[Dataset rows about figures]
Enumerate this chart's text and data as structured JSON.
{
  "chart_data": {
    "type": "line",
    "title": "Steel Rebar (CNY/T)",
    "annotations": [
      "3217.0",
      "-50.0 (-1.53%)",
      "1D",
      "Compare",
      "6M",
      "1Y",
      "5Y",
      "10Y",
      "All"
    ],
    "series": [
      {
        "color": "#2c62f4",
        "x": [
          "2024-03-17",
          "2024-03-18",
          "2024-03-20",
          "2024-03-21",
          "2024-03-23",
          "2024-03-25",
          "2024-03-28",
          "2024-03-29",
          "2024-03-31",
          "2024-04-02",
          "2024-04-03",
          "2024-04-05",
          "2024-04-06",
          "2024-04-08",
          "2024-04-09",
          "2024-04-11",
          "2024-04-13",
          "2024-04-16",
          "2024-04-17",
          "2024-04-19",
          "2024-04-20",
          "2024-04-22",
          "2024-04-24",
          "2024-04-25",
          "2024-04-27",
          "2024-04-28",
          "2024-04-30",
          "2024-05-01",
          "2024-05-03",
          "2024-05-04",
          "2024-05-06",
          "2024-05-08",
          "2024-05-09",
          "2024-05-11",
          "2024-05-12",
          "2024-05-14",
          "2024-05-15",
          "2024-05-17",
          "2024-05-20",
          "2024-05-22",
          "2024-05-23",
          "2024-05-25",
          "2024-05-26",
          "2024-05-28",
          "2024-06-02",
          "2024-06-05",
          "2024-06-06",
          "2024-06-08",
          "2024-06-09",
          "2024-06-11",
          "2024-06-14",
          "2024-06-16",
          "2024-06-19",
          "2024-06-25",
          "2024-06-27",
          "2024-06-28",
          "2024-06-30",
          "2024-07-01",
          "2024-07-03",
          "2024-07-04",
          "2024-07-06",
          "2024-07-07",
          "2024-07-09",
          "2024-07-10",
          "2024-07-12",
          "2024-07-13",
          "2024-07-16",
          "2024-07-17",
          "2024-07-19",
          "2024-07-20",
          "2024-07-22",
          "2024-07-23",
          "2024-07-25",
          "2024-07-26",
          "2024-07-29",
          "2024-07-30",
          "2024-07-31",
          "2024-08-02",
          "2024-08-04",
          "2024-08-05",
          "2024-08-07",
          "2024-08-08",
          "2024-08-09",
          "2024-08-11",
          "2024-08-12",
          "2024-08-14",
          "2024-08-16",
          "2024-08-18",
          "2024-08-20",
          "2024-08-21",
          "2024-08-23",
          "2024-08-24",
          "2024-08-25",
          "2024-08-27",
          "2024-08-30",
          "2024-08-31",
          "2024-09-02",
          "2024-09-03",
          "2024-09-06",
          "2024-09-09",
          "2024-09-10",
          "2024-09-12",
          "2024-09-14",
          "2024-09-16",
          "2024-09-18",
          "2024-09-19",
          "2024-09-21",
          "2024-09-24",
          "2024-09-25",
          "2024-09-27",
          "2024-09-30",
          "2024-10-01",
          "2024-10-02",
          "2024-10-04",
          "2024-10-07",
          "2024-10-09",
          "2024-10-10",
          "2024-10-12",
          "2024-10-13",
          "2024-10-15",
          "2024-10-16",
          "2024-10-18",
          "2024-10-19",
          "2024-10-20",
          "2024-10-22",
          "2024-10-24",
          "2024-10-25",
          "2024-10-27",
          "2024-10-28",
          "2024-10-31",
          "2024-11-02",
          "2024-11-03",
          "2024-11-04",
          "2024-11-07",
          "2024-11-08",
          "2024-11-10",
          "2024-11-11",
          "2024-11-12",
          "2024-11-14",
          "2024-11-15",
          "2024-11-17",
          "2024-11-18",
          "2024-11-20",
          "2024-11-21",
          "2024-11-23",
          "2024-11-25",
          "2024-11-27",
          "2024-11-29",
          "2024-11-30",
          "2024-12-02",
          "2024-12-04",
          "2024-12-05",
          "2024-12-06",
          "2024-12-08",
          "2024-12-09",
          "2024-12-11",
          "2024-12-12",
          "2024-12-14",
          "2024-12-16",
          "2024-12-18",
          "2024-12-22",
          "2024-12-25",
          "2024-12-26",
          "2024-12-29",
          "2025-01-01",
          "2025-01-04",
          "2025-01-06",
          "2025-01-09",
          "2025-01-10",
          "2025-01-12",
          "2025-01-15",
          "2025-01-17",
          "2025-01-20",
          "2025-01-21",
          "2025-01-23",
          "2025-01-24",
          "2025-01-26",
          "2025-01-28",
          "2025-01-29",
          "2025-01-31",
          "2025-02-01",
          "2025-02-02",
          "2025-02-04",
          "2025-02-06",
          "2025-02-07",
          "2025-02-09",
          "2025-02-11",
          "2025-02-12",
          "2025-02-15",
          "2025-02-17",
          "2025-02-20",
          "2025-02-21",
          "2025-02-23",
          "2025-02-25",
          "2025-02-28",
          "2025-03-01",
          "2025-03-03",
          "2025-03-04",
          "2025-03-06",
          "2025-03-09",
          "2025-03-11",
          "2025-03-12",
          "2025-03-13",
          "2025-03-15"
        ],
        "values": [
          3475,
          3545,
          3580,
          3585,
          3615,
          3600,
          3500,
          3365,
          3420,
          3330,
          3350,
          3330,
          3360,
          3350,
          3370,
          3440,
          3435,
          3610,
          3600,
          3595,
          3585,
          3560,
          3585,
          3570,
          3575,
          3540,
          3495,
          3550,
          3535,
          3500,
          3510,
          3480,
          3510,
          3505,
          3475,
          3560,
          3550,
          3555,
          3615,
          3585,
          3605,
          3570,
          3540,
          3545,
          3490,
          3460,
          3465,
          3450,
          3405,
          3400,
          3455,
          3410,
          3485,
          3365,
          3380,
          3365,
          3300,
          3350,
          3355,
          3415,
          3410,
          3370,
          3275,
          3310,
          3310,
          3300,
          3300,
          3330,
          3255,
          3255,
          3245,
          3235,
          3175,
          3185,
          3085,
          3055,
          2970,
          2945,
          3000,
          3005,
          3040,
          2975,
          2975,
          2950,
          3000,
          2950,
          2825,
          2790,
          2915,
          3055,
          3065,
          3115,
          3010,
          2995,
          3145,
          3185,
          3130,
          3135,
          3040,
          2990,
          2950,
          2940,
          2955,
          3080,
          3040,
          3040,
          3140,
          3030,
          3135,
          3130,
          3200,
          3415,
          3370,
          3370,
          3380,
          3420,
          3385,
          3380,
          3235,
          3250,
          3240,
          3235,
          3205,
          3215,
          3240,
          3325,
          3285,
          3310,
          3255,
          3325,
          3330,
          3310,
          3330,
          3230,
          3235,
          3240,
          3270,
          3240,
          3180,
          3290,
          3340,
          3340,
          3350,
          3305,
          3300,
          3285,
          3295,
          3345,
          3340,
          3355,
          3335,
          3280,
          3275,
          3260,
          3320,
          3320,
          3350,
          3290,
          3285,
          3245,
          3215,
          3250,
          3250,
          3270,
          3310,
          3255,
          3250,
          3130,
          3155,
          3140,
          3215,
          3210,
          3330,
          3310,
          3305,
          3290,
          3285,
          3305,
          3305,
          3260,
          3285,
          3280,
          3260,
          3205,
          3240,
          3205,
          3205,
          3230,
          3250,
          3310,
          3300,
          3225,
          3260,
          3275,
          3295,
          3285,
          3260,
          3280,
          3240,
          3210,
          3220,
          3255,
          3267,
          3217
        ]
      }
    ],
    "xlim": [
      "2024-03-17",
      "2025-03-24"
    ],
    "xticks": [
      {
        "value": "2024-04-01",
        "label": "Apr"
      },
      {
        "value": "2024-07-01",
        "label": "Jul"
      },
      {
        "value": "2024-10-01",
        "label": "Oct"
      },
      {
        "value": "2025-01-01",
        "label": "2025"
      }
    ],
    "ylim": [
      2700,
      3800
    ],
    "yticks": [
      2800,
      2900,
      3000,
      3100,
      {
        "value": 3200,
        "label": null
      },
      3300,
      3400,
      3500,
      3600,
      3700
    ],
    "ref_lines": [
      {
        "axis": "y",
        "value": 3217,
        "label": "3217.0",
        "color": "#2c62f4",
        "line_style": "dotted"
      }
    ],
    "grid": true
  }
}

== Your objective ==
Copy out all lines that carry the word "label".

== Complete response ==
        "label": "Apr"
        "label": "Jul"
        "label": "Oct"
        "label": "2025"
        "label": null
        "label": "3217.0",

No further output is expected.